_SET OF TASKS:_
A – Translate this sentence from the Michael Vick essay below into Spanish: "Maybe there are certain crimes you believe offer no second chances."
B – In the records below, copy every line, starting at the first line of the records and ending at the line containing "candle-body — [546, 281, 553, 291]", both included.

_GIVEN PASSAGE:_
※
What meaning what you say looks like.
I follow sports very closely, but in gigantic sports stories like Brett Favre unretiring or the murder-suicide of Steve McNair, I normally stay pretty far on the sidelines. I assume all the details will eventually get to me, and I've no desire to hear every detail of how agonizing a decision it is for Favre to decide whether to play football again. It gets old quick.But the past couple weeks, I've been following the story of Michael Vick's return to the NFL closely, reading opinion articles and listening to the endless "where will he sign?" rumors with interest. I don't what dragged me into this, but... well, actually I do.
My sympathies are often easy to alter, as my heart always jumps to the opposite side of whatever group I feel is being particularly insulting or boneheaded. Regardless of the situation, when one group cannot separate themselves enough to make logical statements, or finish a sentence without some sort of invective, then they've lost my ear completely. And when one side keeps piling on and piling on, without any sort of response from the other camp - then I'm obliged to join the other side just to balance things out.
If you read that previous paragraph closely enough, you already know what I'm about to say: I've become oddly sympathetic to Michael Vick.
Not really because of anything he's really done. Since coming back into the spotlight and signing with the Eagles, Vick has mostly said things like "I'm really happy to be here" and "I just appreciate the organization giving me a second chance." All the stuff you'd expect someone in his position to say. Has he reformed? Would he do it again if no one was watching? You got me. No one could tell you that from a press conference, where the only important instruction you could give the man would be "look penitent." But Tony Dungy, who is both a faithful Christian and as good a man as exists in professional sports, has thrown his support behind him and guaranteed his redemption. That's good enough for me.
But maybe that's not good enough for you, maybe you feel that someone like Vick is unsalvageable, that he should never be allowed to play professional football again. Maybe there are certain crimes you believe offer no second chances. I understand that. After all, no matter how hard the press hammers Vick, he is not the victim here. The decisions he made brought him to this point - if his young career was cut down, he was the one who did it. He was the one who lost his money - nearly 130 million dollars - so quickly that a vast majority of both this contract and the next one will go to paying off bankruptcy courts. No one did this to Vick. He did this to himself.
But I believe that, if they truly want it, everyone deserves a second chance, and then a third chance, and fourth chance, and infinite chances out after that. And if you think that such things are just empty rhetoric by people who want to watch Vick play football again, then you need to read this story:
Naturally, with every article being written about the Vick signing, reporters have needed a reaction from animal advocates, and assumably the phones at the National Humane Society and PETA have been ringing off the hook. The organizations are asked for their response to the signing, to Vick's press conference, to him returning to practice, to him returning to the playing field. Their responses have been a study in the way that two similar organizations do business with two dramatically different philosophies about life.
The LA Times recently did a piece on Vick's attempt at redemption. Several months ago, while still in prison, Michael Vick reached out to the president of the Humane Society, Wayne Pacelle. After a long period of inner turmoil, Pacelle finally flew out to Kansas to talk to Vick. There was no forgiveness in his heart - the Humane Society had engineered most of the laws that Vick was prosecuted under, and they were the ones who tipped the cops off about Vick's dogfighting ring in the first place. The person Vick had asked to speak to was the man who had in a sense orchestrated his downfall. But Pacelle realized that causing Michael Vick's demise was not really his final goal: "We're devoted to ending dogfighting, not endlessly flogging Michael Vick. We are about not just ending cruelty, but also making people better... This can be about turning adversaries into allies."
※
_RECORDS PROVIDED:_
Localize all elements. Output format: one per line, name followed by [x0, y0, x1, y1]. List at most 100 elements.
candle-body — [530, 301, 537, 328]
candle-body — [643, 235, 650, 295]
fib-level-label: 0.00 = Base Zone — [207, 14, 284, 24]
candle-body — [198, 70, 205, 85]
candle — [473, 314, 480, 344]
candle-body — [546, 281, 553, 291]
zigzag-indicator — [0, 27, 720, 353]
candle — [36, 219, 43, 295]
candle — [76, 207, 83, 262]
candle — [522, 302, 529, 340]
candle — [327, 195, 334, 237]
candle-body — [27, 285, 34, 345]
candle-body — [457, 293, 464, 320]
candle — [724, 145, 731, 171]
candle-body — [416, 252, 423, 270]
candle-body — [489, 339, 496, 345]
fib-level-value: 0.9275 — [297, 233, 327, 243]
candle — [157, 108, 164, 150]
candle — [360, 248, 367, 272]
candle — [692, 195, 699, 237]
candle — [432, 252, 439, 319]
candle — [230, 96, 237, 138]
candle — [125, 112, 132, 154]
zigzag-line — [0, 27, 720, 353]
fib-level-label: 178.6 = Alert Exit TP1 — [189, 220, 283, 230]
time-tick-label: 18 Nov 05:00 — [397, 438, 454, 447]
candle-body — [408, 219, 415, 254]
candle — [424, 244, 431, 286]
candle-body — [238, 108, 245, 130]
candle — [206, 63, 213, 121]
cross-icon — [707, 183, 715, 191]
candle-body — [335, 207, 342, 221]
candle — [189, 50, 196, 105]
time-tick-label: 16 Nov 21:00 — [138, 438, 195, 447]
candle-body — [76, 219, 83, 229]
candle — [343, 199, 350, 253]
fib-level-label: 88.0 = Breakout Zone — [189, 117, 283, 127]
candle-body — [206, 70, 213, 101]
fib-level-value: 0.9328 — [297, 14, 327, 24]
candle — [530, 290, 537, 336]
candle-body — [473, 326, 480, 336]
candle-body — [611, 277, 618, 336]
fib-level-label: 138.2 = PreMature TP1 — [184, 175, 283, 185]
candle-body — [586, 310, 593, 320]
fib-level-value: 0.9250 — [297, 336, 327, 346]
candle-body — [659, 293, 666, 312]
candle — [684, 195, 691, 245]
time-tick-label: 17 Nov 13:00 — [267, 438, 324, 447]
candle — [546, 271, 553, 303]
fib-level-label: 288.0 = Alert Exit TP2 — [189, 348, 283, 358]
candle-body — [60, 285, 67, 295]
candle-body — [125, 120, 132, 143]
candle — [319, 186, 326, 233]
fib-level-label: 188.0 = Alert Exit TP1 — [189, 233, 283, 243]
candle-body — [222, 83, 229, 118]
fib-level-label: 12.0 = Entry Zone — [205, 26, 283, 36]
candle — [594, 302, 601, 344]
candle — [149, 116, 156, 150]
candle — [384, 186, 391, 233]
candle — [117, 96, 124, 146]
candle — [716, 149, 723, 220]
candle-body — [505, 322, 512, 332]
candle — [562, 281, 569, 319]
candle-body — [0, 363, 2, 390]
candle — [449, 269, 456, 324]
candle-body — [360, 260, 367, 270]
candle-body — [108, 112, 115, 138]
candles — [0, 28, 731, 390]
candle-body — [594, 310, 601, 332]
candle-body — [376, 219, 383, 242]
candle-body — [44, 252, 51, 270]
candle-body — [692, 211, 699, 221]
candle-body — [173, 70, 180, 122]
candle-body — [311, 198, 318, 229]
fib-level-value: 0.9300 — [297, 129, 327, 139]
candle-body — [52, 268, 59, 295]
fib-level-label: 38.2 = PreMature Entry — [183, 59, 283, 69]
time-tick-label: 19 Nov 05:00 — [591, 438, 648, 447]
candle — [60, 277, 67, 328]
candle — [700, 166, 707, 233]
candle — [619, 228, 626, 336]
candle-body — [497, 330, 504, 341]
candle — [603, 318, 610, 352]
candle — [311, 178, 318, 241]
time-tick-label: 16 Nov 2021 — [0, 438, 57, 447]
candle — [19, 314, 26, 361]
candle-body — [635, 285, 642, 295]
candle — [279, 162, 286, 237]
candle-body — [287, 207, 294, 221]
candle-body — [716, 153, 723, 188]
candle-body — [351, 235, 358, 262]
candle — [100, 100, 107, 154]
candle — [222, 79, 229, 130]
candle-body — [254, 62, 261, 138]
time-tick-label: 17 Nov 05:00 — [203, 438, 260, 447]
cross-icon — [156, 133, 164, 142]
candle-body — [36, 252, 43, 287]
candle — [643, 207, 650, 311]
※
_ANSWERS IN ORDER:_
A – Quizás hay ciertos crímenes que crees que no ofrecen segundas oportunidades.

B –
Localize all elements. Output format: one per line, name followed by [x0, y0, x1, y1]. List at most 100 elements.
candle-body — [530, 301, 537, 328]
candle-body — [643, 235, 650, 295]
fib-level-label: 0.00 = Base Zone — [207, 14, 284, 24]
candle-body — [198, 70, 205, 85]
candle — [473, 314, 480, 344]
candle-body — [546, 281, 553, 291]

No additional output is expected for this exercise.